*Tarefas a realizar*:
A – No texto sobre os contos de fadas, reescreva em forma de lista, por favor, o parágrafo que começa por "A versão da Cinderela de Perrault". Mantenha os factos principais.
B – Segundo o texto sobre os contos de fadas, porque é que a ligação da beleza à bondade está menos demarcada nas versões originais do que no filme da Disney? Responda em uma a três frases.

*Trecho fornecido*:
========================

A versão da Cinderela de Perrault é a que se aproxima mais da versão da Disney, apenas com uma diferença: no final da versão de Perrault, a madrasta e as irmãs são perdoadas e arrependem-se, na versão da Disney isso não acontece. Outro aspecto que merece ser ressalvado é que a ligação da maldade à fealdade e da beleza à bondade está muito mais demarcado no filme da Disney, de 1950. Nas versões originais, a protagonista é sempre descrita como bela, é verdade. Mas, na versão dos irmãos Grimm, por exemplo, as irmãs até são caracterizadas como bonitas, embora malévolas.

Quanto a problemas familiares, quem os teve foi também a Branca de Neve. Enganam-se, no entanto, caso pensem  que houve beijo no final.

Mas, então, e o beijinho da Branca de Neve?

Pois é, mais um caso de uma jovem vítima de maus tratos familiares, como a Cinderela,  que tem de percorrer uma floresta, como a Capuchinho Vermelho, e que acaba por ser desperta por um beijo, como a Bela Adormecida. Estamos a falar, nem mais nem menos, da menina de cabelos tão pretos como ébano, lábios tão vermelhos como o sangue e pele tão branca como a neve.  Ela é, isso mesmo, a Branca de Neve.

========================

*Registos fornecidos*:
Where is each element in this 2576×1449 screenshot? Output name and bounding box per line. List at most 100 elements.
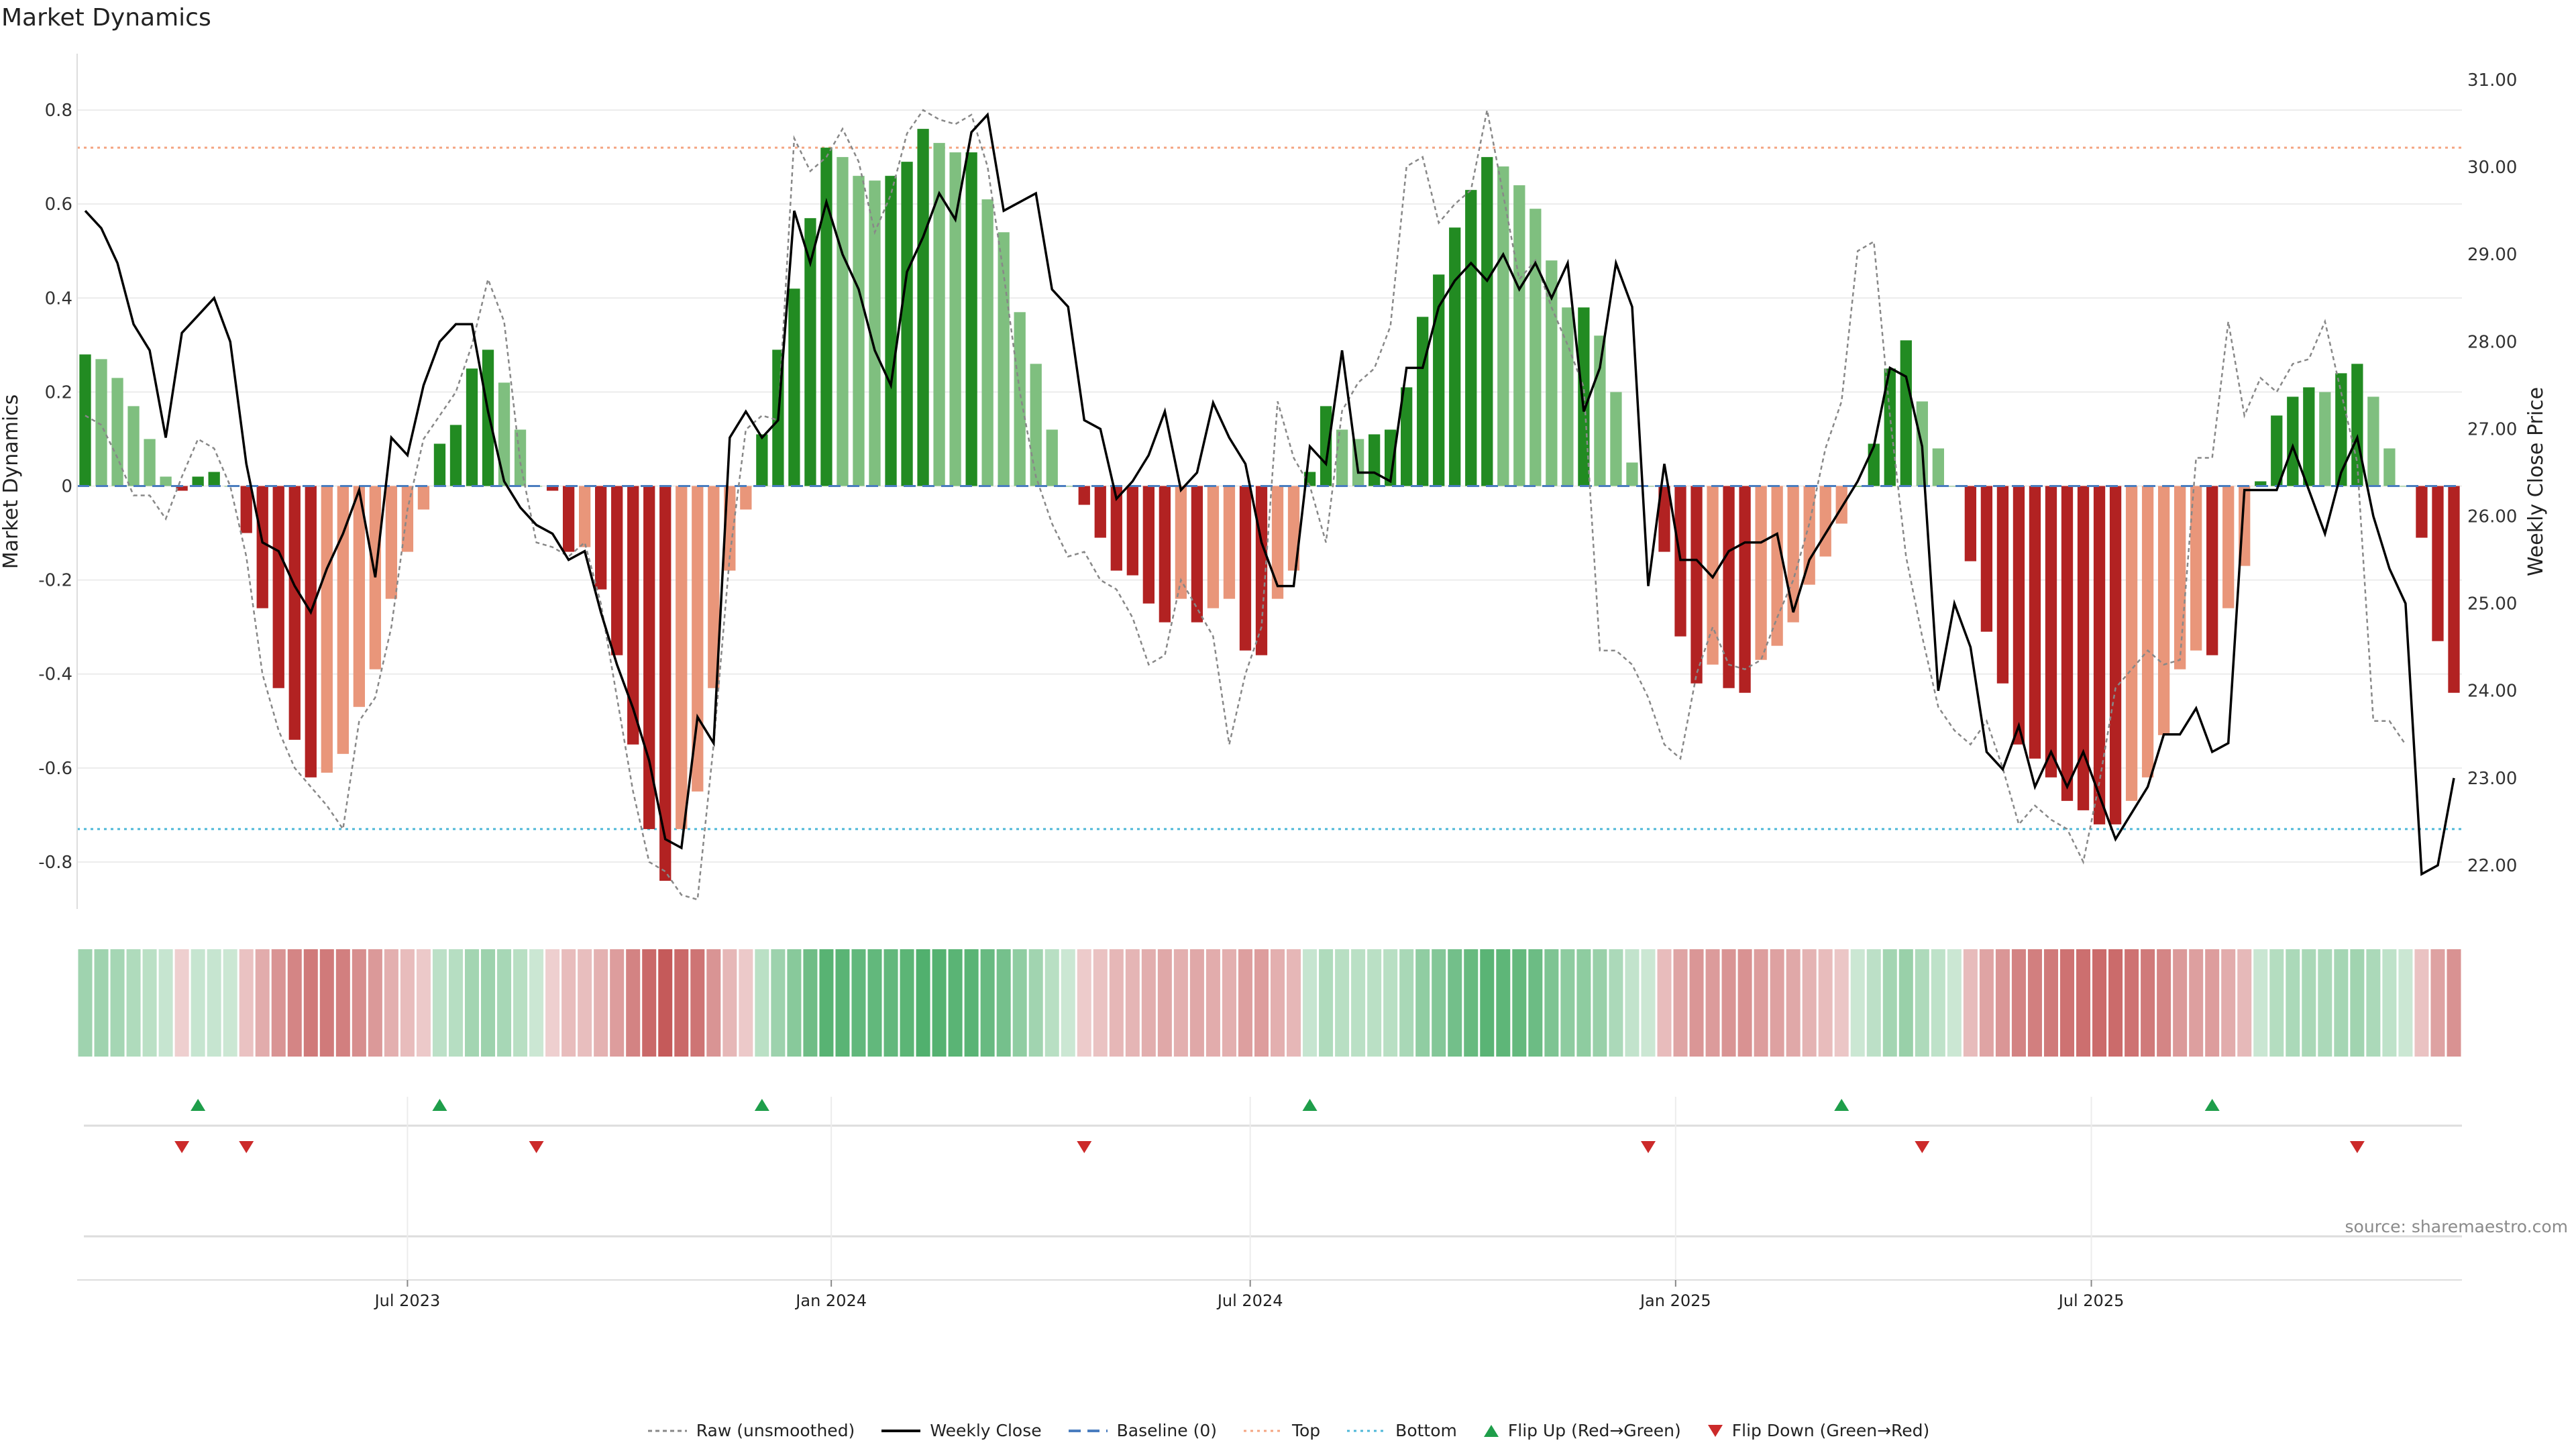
heat-cell (1271, 949, 1285, 1057)
heat-cell (1850, 949, 1865, 1057)
bar (1658, 486, 1670, 552)
flip-up-marker (754, 1099, 769, 1111)
heat-cell (2382, 949, 2397, 1057)
bar (95, 359, 107, 486)
bar (1948, 486, 1961, 487)
heat-cell (1802, 949, 1817, 1057)
heat-cell (1222, 949, 1236, 1057)
heat-cell (1657, 949, 1672, 1057)
bar (1417, 317, 1429, 486)
raw-line (85, 109, 2406, 901)
heat-cell (1641, 949, 1656, 1057)
heat-cell (1560, 949, 1575, 1057)
bar (2190, 486, 2202, 651)
heat-cell (787, 949, 802, 1057)
legend-label: Raw (unsmoothed) (696, 1421, 855, 1440)
heat-cell (1093, 949, 1108, 1057)
heat-strip (78, 949, 2461, 1057)
heat-cell (239, 949, 254, 1057)
bar (433, 443, 446, 486)
bar (562, 486, 575, 552)
bar (981, 199, 994, 486)
bar (1755, 486, 1767, 660)
heat-cell (1157, 949, 1172, 1057)
heat-cell (2092, 949, 2107, 1057)
heat-cell (1818, 949, 1833, 1057)
heat-cell (319, 949, 334, 1057)
threshold-layer (77, 146, 2462, 830)
heat-cell (578, 949, 592, 1057)
heat-cell (207, 949, 221, 1057)
legend-label: Bottom (1395, 1421, 1457, 1440)
bar (1449, 227, 1461, 486)
heat-cell (1979, 949, 1994, 1057)
bar (417, 486, 430, 510)
bar-layer (77, 129, 2462, 881)
bar (1465, 190, 1477, 486)
bar (1175, 486, 1187, 599)
heat-cell (1721, 949, 1736, 1057)
heat-cell (867, 949, 882, 1057)
heat-cell (1141, 949, 1156, 1057)
bar (1126, 486, 1138, 576)
heat-cell (481, 949, 496, 1057)
heat-cell (1287, 949, 1301, 1057)
bar (2077, 486, 2090, 810)
bar (595, 486, 607, 590)
bar (1110, 486, 1122, 571)
heat-cell (303, 949, 318, 1057)
heat-cell (1399, 949, 1414, 1057)
bar (1513, 185, 1525, 486)
bar (692, 486, 704, 792)
bar (2255, 481, 2267, 486)
heat-cell (2059, 949, 2075, 1057)
heat-cell (2334, 949, 2349, 1057)
x-tick-label: Jan 2025 (1639, 1291, 1711, 1310)
heat-cell (158, 949, 173, 1057)
heat-cell (2125, 949, 2139, 1057)
flip-down-marker (2349, 1141, 2365, 1153)
legend-label: Flip Down (Green→Red) (1731, 1421, 1930, 1440)
bar (1062, 486, 1074, 487)
heat-cell (948, 949, 963, 1057)
weekly-close-line (84, 112, 2455, 876)
heat-cell (1898, 949, 1913, 1057)
bar (2319, 392, 2331, 486)
bar (1868, 443, 1880, 486)
bar (2400, 486, 2412, 487)
y-tick-label: 0.4 (45, 288, 72, 309)
bar (901, 162, 913, 486)
bar (1723, 486, 1735, 688)
bar (1223, 486, 1236, 599)
heat-cell (529, 949, 544, 1057)
bar (1481, 157, 1493, 486)
bar (1819, 486, 1831, 557)
bar (305, 486, 317, 777)
heat-cell (706, 949, 721, 1057)
heat-cell (1109, 949, 1124, 1057)
heat-cell (174, 949, 189, 1057)
bar (1336, 429, 1348, 486)
heat-cell (658, 949, 673, 1057)
heat-cell (2237, 949, 2252, 1057)
bar (1014, 312, 1026, 486)
heat-cell (1367, 949, 1382, 1057)
heat-cell (1319, 949, 1334, 1057)
heat-cell (1254, 949, 1269, 1057)
heat-cell (2302, 949, 2316, 1057)
heat-cell (271, 949, 286, 1057)
bar (756, 434, 768, 486)
heat-cell (916, 949, 930, 1057)
heat-cell (2398, 949, 2413, 1057)
raw-legend-swatch (647, 1430, 687, 1432)
y-tick-label: -0.2 (38, 571, 72, 591)
legend-item-flip-up: Flip Up (Red→Green) (1483, 1421, 1681, 1440)
heat-cell (1963, 949, 1978, 1057)
bar (449, 425, 462, 486)
bar (498, 382, 511, 486)
flip-down-marker (1640, 1141, 1656, 1153)
bar (1851, 486, 1864, 487)
heat-cell (1737, 949, 1752, 1057)
heat-cell (1012, 949, 1027, 1057)
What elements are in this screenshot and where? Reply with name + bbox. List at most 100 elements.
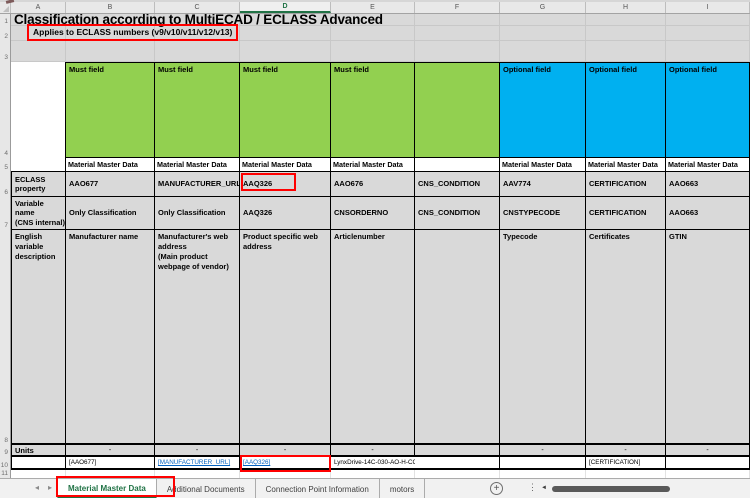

========================

*Respostas do exercício*:
A –
- A versão de Perrault é a que mais se aproxima da versão da Disney.
- Há apenas uma diferença. No final da versão de Perrault, a madrasta e as irmãs arrependem-se e são perdoadas. Na versão da Disney, isso não acontece.
- No filme da Disney, de 1950, a ligação da maldade à fealdade e da beleza à bondade é muito mais demarcada.
- Nas versões originais, a protagonista é sempre descrita como bela.
- Na versão dos irmãos Grimm, as irmãs são caracterizadas como bonitas, embora malévolas.

B – Nas versões originais, a protagonista é sempre bela, mas a beleza nem sempre acompanha a bondade. Na versão dos irmãos Grimm, por exemplo, as irmãs são caracterizadas como bonitas, embora malévolas.